(Aim of the task)
Review the material line by line. Identify and copy every line that contains the string "ADLAR".
☆ ☆ ☆
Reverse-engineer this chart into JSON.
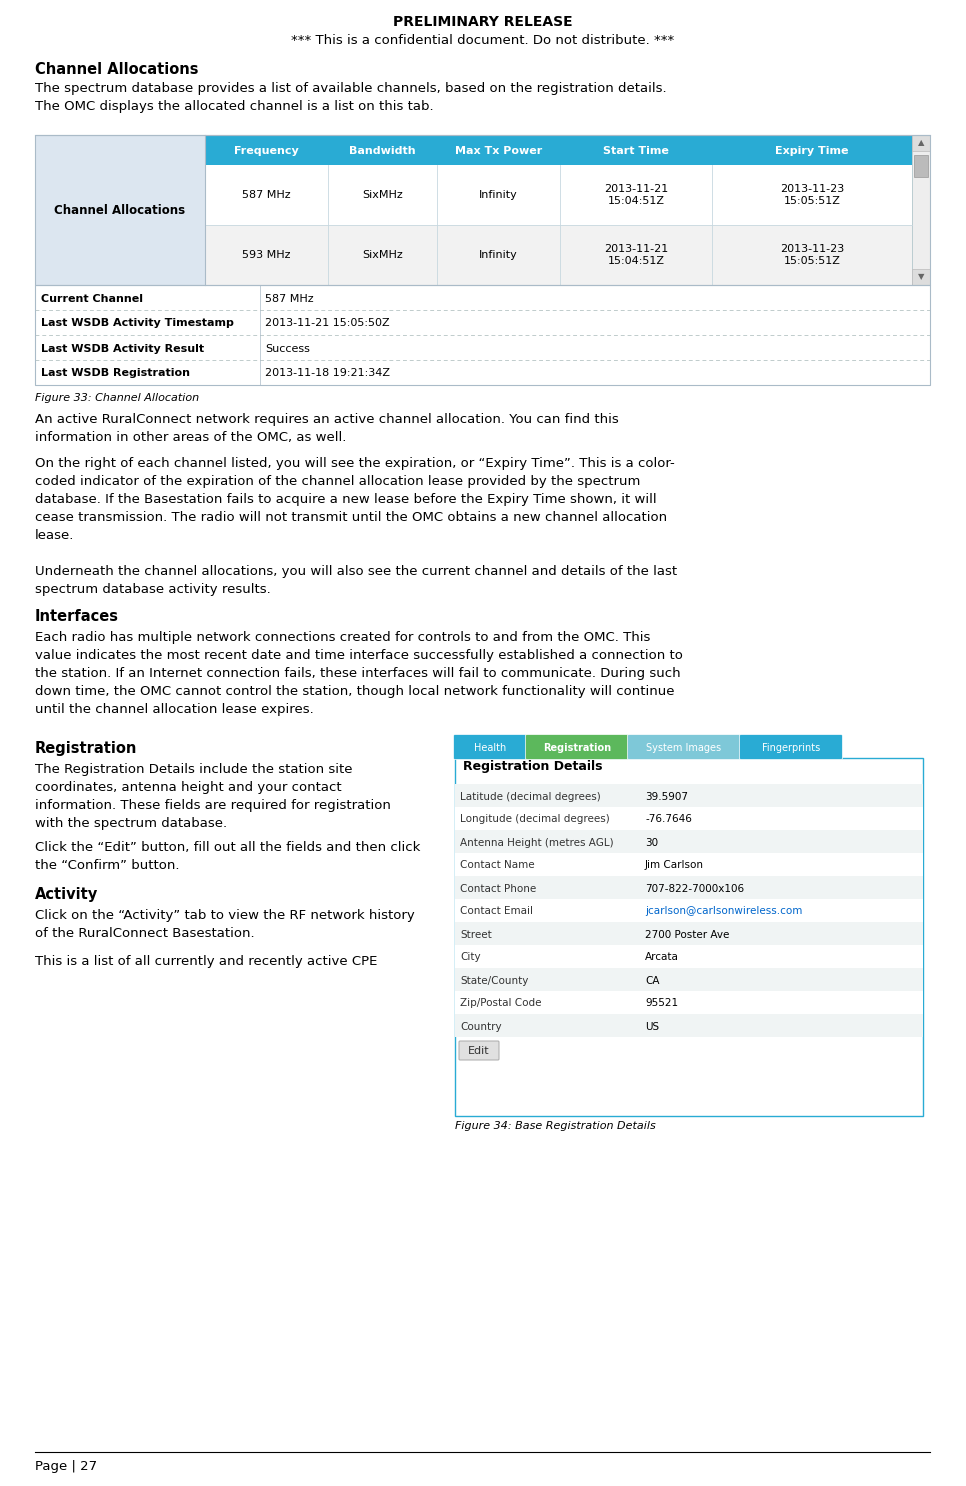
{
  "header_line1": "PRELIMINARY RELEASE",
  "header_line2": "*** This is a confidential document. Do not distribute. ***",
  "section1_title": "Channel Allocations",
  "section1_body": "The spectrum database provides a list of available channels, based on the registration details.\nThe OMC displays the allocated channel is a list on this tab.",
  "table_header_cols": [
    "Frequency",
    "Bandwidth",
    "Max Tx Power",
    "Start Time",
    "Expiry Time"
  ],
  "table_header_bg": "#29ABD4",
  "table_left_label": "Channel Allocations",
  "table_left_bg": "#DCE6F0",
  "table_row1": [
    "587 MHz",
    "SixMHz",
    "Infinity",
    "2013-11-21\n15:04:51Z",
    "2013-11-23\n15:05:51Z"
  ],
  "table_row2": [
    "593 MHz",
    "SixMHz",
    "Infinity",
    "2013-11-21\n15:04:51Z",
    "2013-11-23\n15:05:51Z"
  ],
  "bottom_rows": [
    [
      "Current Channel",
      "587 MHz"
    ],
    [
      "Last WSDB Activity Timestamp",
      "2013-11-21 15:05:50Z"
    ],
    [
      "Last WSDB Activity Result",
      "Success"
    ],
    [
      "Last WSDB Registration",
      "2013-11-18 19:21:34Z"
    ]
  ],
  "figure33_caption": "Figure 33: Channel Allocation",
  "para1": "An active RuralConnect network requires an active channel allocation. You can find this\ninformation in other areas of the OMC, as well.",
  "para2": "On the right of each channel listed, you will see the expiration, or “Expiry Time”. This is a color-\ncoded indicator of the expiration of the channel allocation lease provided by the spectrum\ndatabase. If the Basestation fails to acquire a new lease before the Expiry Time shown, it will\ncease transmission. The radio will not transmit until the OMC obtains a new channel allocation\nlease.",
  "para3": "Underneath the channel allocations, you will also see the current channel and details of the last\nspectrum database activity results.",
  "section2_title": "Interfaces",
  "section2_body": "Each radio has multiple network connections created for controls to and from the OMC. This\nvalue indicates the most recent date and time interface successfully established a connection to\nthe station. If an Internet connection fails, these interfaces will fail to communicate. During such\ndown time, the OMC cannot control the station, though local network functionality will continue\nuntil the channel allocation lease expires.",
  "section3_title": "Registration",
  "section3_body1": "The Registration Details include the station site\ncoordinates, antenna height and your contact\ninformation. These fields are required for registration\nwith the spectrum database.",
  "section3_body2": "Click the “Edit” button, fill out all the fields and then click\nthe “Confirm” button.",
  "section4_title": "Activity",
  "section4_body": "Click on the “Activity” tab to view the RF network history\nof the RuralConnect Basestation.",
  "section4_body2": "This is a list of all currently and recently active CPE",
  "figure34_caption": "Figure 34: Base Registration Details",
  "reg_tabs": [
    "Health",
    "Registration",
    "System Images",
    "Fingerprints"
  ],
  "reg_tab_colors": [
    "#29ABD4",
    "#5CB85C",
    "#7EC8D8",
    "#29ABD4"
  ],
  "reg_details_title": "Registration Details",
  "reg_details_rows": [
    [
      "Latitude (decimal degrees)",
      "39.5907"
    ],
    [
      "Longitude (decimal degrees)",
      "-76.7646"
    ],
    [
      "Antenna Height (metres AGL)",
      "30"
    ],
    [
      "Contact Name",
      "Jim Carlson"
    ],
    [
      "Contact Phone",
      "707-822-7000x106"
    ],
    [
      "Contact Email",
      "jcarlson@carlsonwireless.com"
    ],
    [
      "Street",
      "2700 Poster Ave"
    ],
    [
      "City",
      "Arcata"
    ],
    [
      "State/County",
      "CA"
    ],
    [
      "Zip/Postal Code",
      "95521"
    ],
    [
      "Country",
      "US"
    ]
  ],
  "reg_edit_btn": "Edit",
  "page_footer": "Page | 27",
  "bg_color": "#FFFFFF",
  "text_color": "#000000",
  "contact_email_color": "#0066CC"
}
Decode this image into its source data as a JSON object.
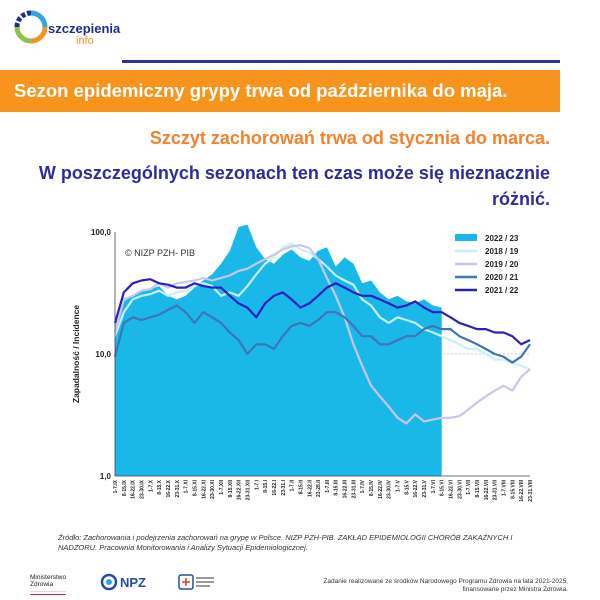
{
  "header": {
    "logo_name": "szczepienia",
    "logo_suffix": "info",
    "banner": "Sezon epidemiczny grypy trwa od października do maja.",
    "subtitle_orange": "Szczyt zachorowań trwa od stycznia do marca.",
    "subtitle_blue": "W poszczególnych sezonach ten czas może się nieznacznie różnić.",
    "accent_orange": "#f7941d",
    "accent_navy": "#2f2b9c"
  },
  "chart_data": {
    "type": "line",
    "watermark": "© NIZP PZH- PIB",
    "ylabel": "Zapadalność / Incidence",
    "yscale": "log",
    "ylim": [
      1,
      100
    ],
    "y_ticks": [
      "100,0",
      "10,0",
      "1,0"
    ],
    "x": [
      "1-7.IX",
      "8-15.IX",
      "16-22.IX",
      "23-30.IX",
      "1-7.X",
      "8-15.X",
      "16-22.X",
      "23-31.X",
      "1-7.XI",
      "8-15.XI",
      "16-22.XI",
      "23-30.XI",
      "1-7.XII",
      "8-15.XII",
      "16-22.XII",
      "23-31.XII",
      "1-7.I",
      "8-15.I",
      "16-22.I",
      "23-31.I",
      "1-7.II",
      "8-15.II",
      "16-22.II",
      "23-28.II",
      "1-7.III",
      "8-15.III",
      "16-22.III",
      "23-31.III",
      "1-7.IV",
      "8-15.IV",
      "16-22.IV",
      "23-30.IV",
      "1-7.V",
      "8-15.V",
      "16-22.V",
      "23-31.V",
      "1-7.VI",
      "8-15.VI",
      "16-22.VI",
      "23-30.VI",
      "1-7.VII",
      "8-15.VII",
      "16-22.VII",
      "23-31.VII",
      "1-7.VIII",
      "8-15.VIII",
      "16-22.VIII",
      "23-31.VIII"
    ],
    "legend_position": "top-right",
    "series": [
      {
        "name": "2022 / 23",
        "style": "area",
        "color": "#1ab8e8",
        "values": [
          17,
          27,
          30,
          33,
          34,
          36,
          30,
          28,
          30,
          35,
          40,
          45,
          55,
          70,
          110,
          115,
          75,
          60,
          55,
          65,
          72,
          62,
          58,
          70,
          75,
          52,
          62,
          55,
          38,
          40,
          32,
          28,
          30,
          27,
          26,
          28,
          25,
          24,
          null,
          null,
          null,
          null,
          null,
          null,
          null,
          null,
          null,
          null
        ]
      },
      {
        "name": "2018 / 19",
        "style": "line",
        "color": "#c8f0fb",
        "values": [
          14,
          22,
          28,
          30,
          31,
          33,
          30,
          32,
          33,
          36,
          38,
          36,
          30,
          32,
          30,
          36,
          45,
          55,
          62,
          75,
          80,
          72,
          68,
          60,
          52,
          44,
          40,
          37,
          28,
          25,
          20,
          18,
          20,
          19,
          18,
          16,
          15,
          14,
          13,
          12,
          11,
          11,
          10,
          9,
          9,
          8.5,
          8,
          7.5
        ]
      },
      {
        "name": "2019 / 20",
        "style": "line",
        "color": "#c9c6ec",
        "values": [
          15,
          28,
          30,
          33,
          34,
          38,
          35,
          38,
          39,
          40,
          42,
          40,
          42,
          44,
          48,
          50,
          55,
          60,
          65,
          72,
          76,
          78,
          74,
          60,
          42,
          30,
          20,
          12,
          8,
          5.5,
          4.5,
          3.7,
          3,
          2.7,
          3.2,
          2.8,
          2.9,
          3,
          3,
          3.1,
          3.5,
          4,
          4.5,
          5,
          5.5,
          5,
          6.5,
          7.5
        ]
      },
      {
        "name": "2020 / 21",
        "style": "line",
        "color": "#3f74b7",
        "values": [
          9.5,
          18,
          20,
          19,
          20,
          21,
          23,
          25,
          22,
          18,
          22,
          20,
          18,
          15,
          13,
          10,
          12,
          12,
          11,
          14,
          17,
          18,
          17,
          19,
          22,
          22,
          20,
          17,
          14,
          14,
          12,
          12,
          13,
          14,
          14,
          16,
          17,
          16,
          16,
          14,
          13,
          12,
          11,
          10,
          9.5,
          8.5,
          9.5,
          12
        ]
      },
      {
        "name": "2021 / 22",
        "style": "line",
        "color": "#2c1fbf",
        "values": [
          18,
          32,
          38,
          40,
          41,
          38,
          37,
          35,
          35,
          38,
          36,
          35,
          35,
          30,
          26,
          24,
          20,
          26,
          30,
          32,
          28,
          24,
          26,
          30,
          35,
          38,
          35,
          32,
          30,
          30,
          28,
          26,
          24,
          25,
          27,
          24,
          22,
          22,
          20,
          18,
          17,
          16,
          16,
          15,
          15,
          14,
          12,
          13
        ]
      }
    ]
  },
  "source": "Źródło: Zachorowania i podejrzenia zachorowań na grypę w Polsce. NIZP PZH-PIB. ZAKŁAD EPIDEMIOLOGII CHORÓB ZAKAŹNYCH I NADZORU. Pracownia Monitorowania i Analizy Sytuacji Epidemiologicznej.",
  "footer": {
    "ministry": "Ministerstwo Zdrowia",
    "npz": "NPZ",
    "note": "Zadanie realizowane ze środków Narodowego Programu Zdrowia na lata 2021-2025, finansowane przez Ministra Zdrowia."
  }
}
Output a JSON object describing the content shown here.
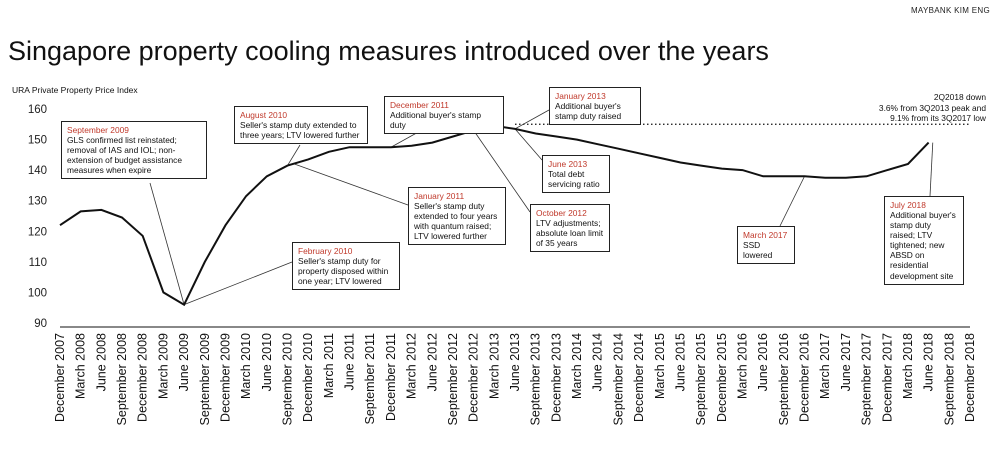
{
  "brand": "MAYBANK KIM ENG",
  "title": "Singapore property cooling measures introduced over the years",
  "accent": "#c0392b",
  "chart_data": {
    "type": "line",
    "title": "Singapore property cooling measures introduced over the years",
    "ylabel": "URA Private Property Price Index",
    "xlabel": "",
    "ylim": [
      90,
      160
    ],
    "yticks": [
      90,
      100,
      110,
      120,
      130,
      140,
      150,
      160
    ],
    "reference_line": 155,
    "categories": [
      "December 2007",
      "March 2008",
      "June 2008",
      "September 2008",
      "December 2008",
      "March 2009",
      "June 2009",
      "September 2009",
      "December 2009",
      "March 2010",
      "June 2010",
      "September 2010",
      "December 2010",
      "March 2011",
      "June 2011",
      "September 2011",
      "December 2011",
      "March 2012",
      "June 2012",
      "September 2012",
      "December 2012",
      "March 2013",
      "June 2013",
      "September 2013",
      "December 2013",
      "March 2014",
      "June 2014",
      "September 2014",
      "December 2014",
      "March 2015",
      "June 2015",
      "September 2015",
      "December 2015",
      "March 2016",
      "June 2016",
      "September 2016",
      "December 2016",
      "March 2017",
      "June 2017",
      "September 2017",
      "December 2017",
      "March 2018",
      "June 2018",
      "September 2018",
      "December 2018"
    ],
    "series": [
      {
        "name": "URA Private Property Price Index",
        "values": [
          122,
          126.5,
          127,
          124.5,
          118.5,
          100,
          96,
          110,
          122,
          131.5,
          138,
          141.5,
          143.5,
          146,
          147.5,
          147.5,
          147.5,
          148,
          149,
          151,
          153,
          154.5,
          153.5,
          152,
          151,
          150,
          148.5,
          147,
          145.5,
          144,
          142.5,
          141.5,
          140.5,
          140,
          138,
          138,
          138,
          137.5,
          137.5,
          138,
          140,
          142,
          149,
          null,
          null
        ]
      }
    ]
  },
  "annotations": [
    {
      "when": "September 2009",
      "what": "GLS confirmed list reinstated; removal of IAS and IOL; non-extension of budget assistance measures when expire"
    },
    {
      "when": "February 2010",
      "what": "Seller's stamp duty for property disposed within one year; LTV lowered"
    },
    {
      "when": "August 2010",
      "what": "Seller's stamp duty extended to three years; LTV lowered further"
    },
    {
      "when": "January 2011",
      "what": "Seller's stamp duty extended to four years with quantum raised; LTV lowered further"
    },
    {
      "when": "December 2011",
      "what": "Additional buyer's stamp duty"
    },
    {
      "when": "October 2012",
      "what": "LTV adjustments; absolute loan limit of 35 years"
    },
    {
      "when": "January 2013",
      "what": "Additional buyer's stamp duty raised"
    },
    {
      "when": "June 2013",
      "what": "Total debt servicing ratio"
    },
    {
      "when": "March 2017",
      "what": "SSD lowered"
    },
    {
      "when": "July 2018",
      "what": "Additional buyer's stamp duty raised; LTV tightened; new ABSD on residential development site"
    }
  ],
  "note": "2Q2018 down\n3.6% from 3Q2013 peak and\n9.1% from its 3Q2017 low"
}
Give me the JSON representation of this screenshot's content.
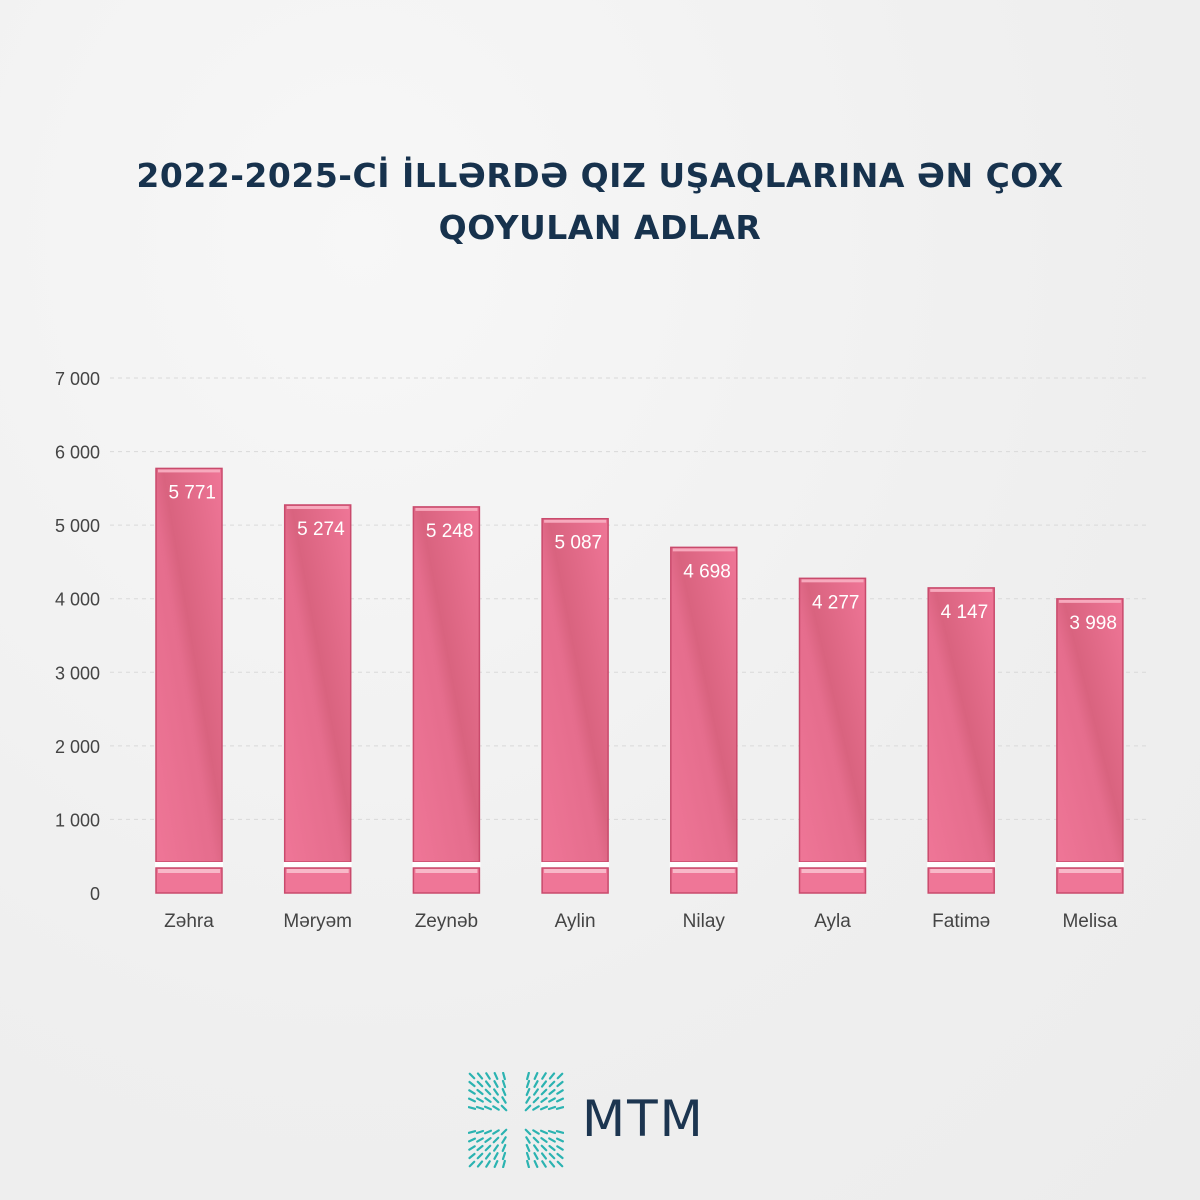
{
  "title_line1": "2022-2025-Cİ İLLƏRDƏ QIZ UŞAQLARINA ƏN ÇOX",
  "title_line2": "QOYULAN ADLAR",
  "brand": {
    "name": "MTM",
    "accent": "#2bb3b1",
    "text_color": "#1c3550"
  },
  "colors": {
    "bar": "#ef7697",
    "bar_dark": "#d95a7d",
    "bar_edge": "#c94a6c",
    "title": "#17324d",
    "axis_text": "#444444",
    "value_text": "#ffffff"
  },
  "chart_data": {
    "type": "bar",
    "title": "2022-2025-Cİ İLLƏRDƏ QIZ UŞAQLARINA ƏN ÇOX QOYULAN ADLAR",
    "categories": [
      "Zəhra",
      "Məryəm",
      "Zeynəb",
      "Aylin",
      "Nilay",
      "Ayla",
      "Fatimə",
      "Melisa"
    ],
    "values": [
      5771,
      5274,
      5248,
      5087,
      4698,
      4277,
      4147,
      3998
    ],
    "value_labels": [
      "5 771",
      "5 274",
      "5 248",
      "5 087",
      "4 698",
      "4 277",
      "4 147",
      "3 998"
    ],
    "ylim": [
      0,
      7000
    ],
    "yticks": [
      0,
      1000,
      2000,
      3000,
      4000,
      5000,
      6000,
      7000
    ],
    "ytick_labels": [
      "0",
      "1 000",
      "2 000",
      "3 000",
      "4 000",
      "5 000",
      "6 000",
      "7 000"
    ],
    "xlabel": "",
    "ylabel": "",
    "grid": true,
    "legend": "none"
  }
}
☆ ☆ ☆
(Full output)
  "title_line2": "QOYULAN ADLAR",
    "title": "2022-2025-Cİ İLLƏRDƏ QIZ UŞAQLARINA ƏN ÇOX QOYULAN ADLAR",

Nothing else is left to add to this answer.